WRITTEN REQUEST => Can you copy the data from the start through the line with "device-screen: My Device", replacing "Click" with "Tap" and changing nothing else?
* start INFORMATION SHOWN *
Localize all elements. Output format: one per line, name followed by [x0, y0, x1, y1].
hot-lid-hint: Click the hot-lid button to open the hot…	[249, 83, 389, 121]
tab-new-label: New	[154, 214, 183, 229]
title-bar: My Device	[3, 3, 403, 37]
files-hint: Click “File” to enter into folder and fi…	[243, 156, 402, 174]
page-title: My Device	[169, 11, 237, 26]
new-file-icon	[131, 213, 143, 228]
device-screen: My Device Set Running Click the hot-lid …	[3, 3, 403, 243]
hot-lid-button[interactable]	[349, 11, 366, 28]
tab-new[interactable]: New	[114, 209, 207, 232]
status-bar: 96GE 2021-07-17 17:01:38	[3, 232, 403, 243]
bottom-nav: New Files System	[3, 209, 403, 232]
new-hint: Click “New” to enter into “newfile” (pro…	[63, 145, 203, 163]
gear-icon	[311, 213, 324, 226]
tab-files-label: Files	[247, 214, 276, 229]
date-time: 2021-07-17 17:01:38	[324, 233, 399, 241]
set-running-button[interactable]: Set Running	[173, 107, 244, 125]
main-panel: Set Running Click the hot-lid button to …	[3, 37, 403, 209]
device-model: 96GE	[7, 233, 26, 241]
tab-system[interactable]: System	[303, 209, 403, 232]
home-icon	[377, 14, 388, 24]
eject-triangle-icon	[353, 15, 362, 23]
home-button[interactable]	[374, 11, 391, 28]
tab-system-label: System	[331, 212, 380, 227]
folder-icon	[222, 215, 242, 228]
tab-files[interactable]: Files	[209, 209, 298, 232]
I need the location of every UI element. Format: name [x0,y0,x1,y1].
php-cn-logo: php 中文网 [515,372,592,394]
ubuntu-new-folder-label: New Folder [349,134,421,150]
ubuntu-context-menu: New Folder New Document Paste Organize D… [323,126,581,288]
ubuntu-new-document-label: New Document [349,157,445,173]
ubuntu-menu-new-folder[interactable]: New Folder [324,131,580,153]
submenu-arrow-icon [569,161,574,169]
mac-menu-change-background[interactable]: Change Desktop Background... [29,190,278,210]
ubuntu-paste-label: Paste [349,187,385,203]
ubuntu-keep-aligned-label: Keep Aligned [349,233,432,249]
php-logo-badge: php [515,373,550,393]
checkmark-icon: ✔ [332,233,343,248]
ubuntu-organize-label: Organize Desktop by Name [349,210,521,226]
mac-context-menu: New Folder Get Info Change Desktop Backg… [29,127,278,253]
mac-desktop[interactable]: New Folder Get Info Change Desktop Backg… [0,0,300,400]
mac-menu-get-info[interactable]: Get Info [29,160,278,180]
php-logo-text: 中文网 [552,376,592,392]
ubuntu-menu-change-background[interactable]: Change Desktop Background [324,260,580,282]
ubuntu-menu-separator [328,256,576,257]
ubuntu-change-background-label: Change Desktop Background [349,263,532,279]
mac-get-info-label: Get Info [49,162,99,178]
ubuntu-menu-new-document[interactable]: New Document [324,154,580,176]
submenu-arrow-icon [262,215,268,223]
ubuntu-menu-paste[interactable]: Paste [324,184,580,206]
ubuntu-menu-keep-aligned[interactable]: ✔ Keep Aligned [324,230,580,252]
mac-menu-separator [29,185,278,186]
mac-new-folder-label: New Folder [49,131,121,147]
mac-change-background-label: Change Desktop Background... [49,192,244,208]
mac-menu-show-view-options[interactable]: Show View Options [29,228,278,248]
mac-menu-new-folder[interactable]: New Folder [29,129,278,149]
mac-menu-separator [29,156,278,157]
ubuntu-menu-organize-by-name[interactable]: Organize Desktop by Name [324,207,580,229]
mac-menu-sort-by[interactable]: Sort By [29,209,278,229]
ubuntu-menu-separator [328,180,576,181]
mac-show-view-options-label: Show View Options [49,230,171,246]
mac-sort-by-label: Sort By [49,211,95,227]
* end INFORMATION SHOWN *
SOLVED PROBLEM =>
Localize all elements. Output format: one per line, name followed by [x0, y0, x1, y1].
hot-lid-hint: Tap the hot-lid button to open the hot…	[249, 83, 389, 121]
tab-new-label: New	[154, 214, 183, 229]
title-bar: My Device	[3, 3, 403, 37]
files-hint: Tap “File” to enter into folder and fi…	[243, 156, 402, 174]
page-title: My Device	[169, 11, 237, 26]
new-file-icon	[131, 213, 143, 228]
device-screen: My Device Set Running Tap the hot-lid …	[3, 3, 403, 243]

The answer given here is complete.